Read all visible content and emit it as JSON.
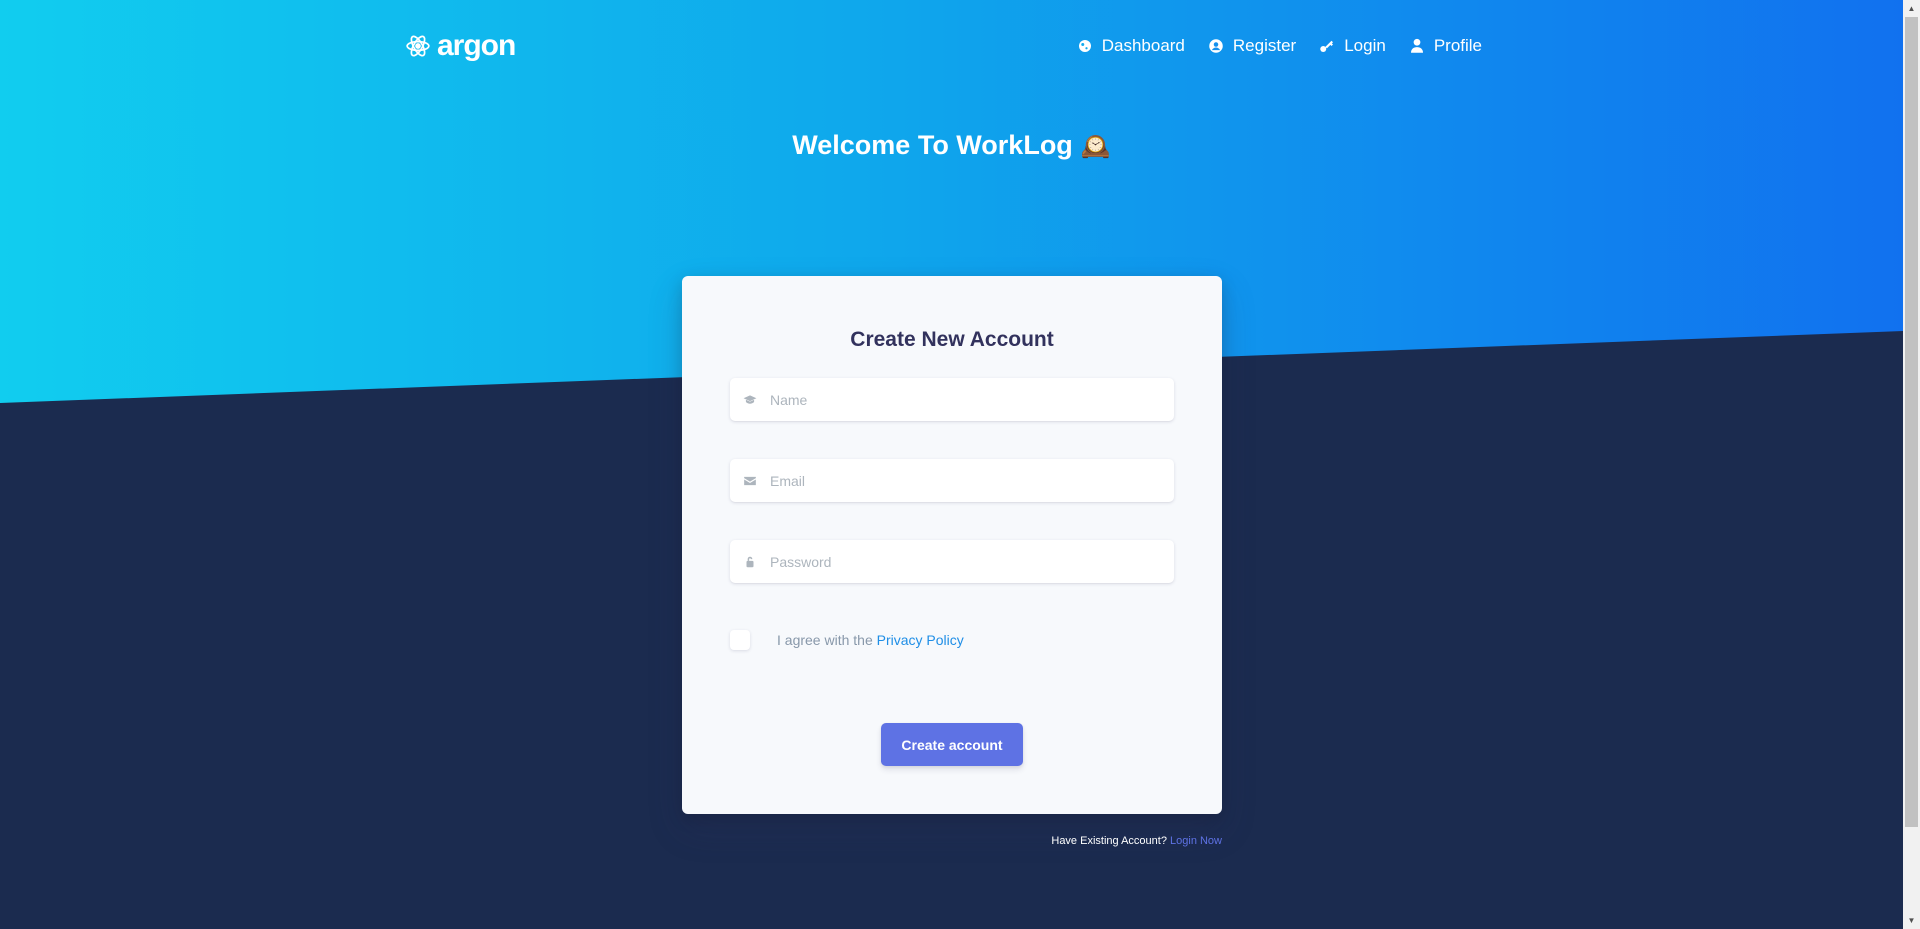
{
  "nav": {
    "brand": "argon",
    "links": [
      {
        "label": "Dashboard",
        "icon": "planet-icon"
      },
      {
        "label": "Register",
        "icon": "user-circle-icon"
      },
      {
        "label": "Login",
        "icon": "key-icon"
      },
      {
        "label": "Profile",
        "icon": "user-icon"
      }
    ]
  },
  "hero": {
    "title": "Welcome To WorkLog",
    "emoji": "🕰️"
  },
  "form": {
    "title": "Create New Account",
    "name_placeholder": "Name",
    "email_placeholder": "Email",
    "password_placeholder": "Password",
    "agree_text": "I agree with the",
    "privacy_link": "Privacy Policy",
    "submit_label": "Create account"
  },
  "footer": {
    "text": "Have Existing Account?",
    "link": "Login Now"
  },
  "colors": {
    "primary": "#5e72e4",
    "hero_start": "#11cdef",
    "hero_end": "#1171ef",
    "background": "#1b2b4f"
  }
}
□ □ □
— Exercise aim —
All entries are to be retyped exactly. Omit any embedded images.

— Answer to this task —
Read all visible content and emit it as JSON.
{
  "nav": {
    "brand": "argon",
    "links": [
      {
        "label": "Dashboard",
        "icon": "planet-icon"
      },
      {
        "label": "Register",
        "icon": "user-circle-icon"
      },
      {
        "label": "Login",
        "icon": "key-icon"
      },
      {
        "label": "Profile",
        "icon": "user-icon"
      }
    ]
  },
  "hero": {
    "title": "Welcome To WorkLog",
    "emoji": "🕰️"
  },
  "form": {
    "title": "Create New Account",
    "name_placeholder": "Name",
    "email_placeholder": "Email",
    "password_placeholder": "Password",
    "agree_text": "I agree with the",
    "privacy_link": "Privacy Policy",
    "submit_label": "Create account"
  },
  "footer": {
    "text": "Have Existing Account?",
    "link": "Login Now"
  },
  "colors": {
    "primary": "#5e72e4",
    "hero_start": "#11cdef",
    "hero_end": "#1171ef",
    "background": "#1b2b4f"
  }
}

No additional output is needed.